The exercise asks you to copy every line below in which "method" appears.
╭─ AVAILABLE RECORDS
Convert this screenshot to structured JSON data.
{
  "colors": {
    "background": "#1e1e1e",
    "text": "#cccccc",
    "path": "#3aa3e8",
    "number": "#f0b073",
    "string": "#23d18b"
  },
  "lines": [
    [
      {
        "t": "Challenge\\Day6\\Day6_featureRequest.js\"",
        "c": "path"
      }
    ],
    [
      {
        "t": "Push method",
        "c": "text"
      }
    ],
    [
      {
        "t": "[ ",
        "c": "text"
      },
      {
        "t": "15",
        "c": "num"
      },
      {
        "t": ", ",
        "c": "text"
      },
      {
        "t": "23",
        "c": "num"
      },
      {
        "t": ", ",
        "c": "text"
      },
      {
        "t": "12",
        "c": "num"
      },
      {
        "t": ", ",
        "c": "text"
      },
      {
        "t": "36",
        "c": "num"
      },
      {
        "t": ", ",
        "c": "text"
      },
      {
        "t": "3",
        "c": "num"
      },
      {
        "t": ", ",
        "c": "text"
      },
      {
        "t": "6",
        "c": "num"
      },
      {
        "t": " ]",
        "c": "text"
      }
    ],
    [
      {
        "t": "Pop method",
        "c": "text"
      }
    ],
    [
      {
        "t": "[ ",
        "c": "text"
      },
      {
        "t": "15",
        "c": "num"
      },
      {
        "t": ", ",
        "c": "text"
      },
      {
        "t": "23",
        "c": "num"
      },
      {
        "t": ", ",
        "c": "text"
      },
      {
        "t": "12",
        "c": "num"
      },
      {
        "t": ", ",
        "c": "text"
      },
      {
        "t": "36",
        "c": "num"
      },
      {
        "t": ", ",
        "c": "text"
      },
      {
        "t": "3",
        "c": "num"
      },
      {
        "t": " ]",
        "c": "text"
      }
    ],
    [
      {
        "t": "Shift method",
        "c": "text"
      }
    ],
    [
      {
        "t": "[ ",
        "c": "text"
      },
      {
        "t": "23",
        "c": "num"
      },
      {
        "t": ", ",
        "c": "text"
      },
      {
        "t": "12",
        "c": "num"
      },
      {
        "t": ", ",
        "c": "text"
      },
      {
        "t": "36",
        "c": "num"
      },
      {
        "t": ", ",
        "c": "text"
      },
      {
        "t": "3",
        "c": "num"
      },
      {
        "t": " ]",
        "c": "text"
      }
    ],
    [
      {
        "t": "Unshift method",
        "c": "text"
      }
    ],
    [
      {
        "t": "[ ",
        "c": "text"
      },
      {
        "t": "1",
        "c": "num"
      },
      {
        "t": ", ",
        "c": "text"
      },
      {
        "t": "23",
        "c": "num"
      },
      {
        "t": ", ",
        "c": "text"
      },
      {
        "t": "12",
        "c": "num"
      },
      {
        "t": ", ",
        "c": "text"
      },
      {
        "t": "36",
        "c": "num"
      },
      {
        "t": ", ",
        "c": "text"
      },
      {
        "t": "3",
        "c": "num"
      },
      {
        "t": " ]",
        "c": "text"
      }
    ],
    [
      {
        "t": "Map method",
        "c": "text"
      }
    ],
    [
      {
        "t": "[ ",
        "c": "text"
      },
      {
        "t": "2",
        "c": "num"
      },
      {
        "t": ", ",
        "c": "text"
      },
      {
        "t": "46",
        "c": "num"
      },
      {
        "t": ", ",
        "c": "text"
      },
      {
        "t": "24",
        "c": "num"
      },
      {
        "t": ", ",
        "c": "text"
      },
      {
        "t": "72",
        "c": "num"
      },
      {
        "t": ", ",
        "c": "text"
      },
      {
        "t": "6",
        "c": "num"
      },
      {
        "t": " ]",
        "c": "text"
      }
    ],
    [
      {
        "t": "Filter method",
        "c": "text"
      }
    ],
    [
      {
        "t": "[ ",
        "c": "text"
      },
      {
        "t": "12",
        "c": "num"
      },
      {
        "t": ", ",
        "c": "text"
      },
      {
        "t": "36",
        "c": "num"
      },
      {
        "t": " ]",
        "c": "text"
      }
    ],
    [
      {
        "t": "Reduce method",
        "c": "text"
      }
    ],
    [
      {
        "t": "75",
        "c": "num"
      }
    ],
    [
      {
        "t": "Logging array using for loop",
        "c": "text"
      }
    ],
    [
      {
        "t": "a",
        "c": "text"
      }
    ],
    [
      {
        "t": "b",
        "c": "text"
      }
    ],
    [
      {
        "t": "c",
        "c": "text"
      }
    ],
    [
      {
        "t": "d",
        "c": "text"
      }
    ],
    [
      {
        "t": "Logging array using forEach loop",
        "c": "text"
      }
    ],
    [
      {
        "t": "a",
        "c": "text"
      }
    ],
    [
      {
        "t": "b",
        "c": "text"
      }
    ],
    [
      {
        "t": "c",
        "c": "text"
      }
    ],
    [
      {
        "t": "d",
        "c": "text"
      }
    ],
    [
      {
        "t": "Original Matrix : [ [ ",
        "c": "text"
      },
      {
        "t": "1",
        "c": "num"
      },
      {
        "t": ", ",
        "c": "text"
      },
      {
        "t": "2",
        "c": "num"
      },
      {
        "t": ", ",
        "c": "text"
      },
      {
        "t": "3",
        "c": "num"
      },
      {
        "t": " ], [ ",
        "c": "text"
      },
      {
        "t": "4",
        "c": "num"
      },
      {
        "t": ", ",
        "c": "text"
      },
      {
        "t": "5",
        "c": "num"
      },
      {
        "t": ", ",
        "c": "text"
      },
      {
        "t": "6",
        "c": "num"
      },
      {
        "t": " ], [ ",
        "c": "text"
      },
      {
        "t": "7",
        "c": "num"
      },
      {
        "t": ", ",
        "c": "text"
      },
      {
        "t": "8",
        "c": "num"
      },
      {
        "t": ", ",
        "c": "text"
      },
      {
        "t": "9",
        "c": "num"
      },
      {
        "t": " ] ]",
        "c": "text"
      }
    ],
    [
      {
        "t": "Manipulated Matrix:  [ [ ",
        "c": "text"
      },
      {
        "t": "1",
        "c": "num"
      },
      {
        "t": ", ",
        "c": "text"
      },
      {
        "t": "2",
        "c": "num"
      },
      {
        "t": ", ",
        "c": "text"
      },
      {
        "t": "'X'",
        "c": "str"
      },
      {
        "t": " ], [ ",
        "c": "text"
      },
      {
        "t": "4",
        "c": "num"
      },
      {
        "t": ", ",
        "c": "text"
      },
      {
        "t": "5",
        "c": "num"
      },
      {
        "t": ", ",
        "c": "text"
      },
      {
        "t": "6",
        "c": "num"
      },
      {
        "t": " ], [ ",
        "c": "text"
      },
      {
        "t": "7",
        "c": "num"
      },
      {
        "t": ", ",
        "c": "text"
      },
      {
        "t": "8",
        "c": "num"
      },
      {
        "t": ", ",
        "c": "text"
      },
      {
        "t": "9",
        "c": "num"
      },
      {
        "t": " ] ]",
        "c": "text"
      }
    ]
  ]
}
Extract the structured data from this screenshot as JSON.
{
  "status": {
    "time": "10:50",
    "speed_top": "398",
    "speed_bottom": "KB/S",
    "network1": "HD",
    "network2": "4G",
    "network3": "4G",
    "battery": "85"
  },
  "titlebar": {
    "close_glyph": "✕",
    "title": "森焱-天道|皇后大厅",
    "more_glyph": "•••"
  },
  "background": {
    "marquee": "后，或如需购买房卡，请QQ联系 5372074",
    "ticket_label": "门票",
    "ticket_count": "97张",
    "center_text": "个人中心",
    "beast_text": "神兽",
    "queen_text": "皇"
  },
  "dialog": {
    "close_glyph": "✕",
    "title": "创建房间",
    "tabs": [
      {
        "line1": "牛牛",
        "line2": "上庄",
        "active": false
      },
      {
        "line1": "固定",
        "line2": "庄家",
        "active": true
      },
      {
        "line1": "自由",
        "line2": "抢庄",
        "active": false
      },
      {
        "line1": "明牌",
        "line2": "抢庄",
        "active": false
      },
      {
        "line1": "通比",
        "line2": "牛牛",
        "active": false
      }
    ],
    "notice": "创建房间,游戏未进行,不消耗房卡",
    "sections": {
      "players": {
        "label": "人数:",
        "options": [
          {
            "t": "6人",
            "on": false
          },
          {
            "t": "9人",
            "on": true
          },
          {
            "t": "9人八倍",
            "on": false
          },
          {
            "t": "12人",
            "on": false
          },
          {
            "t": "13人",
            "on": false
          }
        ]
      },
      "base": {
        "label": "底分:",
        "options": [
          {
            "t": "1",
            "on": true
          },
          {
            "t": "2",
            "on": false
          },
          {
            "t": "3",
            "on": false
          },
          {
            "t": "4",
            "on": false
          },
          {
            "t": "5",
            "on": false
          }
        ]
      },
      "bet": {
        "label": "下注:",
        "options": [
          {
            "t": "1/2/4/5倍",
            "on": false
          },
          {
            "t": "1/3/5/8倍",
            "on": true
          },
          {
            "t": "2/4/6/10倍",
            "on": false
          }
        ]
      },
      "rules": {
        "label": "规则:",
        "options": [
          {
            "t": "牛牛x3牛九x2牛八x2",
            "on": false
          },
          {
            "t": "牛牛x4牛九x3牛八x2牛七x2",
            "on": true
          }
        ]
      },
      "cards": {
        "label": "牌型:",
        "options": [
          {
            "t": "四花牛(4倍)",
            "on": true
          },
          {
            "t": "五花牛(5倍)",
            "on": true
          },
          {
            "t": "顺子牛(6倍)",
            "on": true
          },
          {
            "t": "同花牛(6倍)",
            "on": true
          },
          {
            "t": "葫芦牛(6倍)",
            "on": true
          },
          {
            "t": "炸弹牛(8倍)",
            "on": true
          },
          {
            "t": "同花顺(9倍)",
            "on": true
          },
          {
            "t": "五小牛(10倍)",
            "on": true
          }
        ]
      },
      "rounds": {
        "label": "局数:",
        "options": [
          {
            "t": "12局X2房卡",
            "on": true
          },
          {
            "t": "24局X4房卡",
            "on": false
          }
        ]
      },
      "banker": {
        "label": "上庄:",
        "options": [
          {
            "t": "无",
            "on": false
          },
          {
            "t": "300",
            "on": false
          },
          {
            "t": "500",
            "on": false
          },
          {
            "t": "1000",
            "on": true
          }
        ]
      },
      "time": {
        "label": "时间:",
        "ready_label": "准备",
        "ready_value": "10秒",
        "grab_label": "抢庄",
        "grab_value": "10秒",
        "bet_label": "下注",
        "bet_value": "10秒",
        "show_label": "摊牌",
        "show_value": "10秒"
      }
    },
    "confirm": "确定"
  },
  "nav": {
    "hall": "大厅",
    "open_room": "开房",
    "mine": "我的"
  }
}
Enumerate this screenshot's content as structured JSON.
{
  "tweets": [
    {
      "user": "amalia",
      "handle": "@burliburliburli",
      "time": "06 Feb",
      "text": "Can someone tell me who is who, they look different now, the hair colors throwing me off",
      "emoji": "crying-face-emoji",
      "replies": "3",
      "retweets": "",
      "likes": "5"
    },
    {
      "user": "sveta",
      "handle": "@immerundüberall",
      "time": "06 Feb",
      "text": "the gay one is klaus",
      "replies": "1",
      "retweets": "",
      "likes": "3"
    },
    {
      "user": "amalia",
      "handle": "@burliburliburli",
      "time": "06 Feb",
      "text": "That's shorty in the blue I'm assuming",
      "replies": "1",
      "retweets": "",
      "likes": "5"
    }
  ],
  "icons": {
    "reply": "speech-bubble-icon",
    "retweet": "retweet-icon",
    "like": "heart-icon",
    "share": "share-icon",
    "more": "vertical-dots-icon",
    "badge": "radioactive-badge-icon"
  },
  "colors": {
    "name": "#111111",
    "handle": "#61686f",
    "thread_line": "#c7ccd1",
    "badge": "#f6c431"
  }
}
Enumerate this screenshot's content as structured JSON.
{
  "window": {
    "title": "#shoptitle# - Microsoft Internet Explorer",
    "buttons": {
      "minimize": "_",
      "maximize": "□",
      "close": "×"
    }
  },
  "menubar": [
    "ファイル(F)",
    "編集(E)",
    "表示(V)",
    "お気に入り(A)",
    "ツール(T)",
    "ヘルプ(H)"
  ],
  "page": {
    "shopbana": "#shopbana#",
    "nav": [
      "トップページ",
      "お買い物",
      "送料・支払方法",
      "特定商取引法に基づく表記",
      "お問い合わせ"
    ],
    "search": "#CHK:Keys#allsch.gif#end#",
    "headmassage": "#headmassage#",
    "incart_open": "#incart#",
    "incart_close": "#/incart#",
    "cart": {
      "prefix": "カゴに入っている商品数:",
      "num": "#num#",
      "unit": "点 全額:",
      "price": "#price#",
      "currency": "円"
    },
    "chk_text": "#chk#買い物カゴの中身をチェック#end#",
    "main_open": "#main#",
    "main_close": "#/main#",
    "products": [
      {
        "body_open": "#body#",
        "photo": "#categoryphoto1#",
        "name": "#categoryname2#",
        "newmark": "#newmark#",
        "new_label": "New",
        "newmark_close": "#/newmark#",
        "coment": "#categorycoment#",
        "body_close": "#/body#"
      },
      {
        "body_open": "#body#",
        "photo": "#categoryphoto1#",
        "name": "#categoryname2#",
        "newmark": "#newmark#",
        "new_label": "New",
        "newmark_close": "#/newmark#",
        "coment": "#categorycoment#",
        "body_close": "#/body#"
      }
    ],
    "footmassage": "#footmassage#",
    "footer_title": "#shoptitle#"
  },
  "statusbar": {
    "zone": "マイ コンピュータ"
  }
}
╰─
RESPONSE TO THIS TASK ->
        "t": "Push method",
        "t": "Pop method",
        "t": "Shift method",
        "t": "Unshift method",
        "t": "Map method",
        "t": "Filter method",
        "t": "Reduce method",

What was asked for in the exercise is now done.